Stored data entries
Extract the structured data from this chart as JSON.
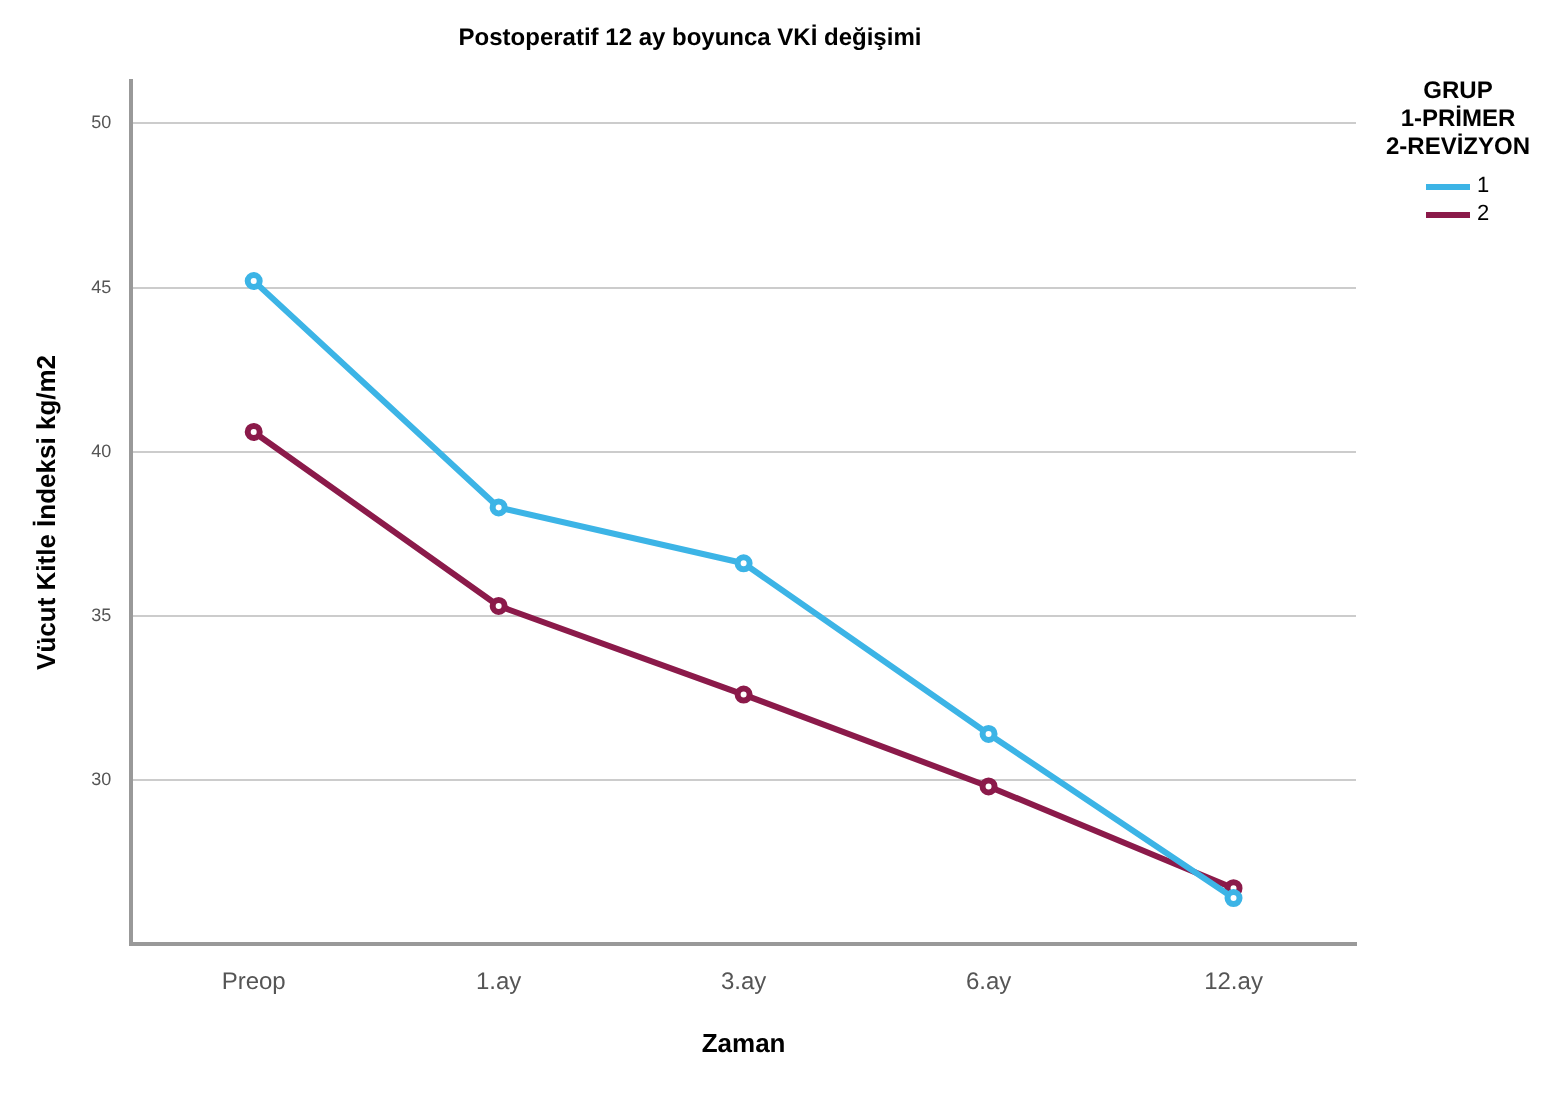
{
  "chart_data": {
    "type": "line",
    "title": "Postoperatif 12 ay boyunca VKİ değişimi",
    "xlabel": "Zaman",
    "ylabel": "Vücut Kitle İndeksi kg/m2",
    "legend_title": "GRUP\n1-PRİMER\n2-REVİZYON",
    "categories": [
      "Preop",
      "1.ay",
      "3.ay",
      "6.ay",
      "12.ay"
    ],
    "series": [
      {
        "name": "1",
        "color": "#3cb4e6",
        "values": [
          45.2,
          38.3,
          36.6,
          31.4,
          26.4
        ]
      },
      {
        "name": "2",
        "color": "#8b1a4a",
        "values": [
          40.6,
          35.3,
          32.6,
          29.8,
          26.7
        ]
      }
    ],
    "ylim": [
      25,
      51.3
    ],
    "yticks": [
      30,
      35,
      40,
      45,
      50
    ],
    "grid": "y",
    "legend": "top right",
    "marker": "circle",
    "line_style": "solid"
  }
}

## Your instructions
Repeat the data above exactly, but not the pictures.

## Result below
Extract the structured data from this chart as JSON.
{
  "chart_data": {
    "type": "line",
    "title": "Postoperatif 12 ay boyunca VKİ değişimi",
    "xlabel": "Zaman",
    "ylabel": "Vücut Kitle İndeksi kg/m2",
    "legend_title": "GRUP\n1-PRİMER\n2-REVİZYON",
    "categories": [
      "Preop",
      "1.ay",
      "3.ay",
      "6.ay",
      "12.ay"
    ],
    "series": [
      {
        "name": "1",
        "color": "#3cb4e6",
        "values": [
          45.2,
          38.3,
          36.6,
          31.4,
          26.4
        ]
      },
      {
        "name": "2",
        "color": "#8b1a4a",
        "values": [
          40.6,
          35.3,
          32.6,
          29.8,
          26.7
        ]
      }
    ],
    "ylim": [
      25,
      51.3
    ],
    "yticks": [
      30,
      35,
      40,
      45,
      50
    ],
    "grid": "y",
    "legend": "top right",
    "marker": "circle",
    "line_style": "solid"
  }
}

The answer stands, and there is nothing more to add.